Start
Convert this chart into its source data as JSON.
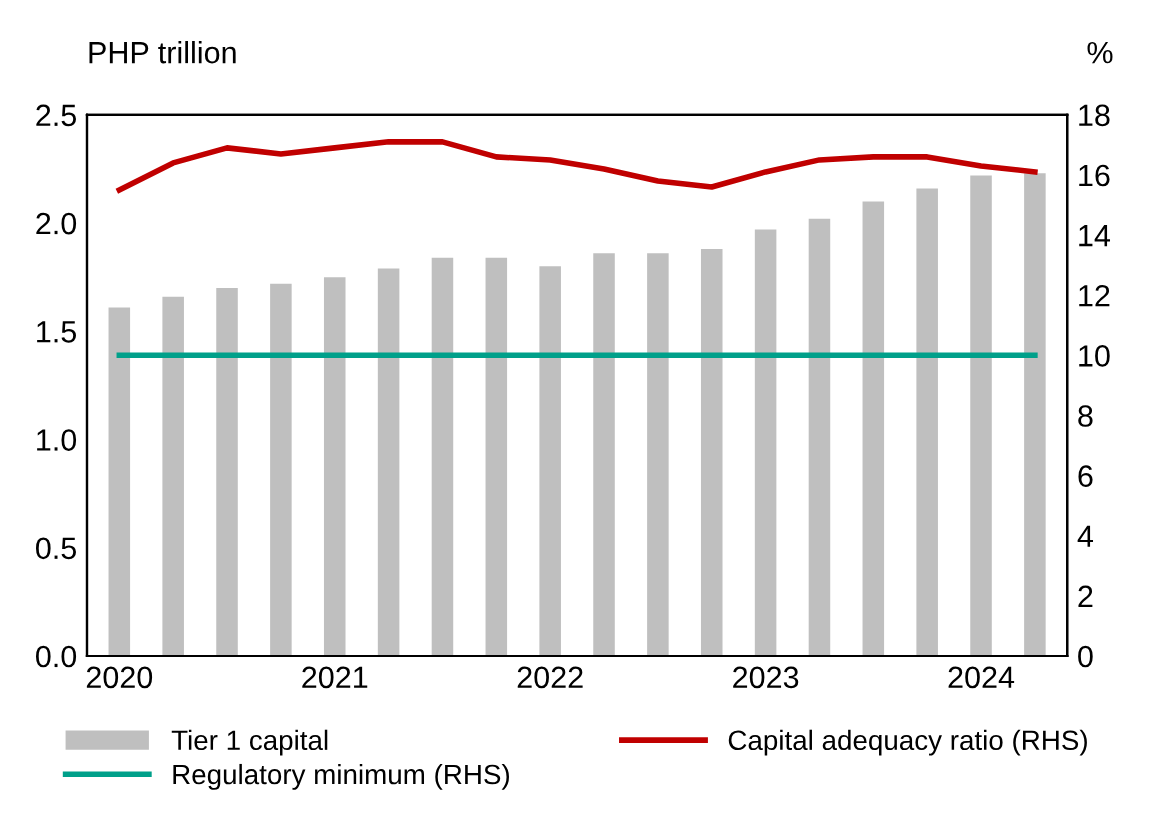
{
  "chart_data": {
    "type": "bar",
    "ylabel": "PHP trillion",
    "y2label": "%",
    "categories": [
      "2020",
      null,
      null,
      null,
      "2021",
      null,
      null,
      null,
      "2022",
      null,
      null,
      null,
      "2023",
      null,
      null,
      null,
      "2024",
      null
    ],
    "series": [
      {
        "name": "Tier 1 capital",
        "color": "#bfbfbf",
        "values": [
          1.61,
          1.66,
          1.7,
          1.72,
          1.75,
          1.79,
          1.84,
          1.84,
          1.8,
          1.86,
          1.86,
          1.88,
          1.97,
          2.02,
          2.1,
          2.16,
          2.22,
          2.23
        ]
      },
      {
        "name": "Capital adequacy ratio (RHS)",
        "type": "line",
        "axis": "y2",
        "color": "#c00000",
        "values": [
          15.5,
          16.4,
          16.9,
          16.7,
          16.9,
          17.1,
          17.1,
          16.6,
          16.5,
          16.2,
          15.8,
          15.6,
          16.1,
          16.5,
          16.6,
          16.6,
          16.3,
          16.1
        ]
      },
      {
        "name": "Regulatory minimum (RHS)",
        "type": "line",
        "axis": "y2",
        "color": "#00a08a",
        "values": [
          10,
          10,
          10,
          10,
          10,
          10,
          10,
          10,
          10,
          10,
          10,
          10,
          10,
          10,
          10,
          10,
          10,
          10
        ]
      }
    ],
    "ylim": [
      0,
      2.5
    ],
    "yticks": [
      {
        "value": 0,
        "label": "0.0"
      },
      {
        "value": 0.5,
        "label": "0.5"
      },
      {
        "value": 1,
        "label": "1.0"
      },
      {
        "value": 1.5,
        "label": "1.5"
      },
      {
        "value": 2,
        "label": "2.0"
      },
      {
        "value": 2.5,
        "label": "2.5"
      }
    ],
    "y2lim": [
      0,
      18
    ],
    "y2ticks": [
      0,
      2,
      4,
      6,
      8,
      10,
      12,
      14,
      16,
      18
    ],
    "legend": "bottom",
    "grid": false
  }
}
End
Start
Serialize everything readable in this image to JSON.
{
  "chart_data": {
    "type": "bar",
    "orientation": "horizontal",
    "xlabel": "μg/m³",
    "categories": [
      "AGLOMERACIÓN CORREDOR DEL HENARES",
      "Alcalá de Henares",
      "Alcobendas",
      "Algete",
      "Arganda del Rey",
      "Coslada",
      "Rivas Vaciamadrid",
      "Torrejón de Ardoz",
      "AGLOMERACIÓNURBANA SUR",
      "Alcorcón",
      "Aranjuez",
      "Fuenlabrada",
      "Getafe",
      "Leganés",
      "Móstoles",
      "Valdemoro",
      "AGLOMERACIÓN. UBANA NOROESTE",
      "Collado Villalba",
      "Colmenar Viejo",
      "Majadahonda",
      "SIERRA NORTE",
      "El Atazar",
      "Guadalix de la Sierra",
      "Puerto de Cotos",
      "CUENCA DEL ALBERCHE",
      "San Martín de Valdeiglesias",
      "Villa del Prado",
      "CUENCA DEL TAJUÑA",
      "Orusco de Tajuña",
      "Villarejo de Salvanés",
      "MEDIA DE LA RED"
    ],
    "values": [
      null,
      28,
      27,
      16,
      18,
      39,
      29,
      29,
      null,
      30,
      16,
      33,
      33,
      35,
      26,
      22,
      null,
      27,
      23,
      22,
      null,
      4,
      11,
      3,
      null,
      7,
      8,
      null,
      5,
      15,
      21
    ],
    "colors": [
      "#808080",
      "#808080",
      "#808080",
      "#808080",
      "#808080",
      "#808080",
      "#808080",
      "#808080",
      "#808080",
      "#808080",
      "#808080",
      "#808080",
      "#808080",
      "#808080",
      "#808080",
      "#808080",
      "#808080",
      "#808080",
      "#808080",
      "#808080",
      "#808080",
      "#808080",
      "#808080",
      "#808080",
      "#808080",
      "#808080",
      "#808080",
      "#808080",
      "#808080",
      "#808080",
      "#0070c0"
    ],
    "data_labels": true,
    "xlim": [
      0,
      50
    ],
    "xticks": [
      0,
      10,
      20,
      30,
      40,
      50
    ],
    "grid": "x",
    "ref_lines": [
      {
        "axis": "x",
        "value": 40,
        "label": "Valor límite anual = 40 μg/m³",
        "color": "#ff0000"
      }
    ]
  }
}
End
AIM: Count the lines above that contain the word "JSON", and give only that number.

CORRECT ANSWER: 2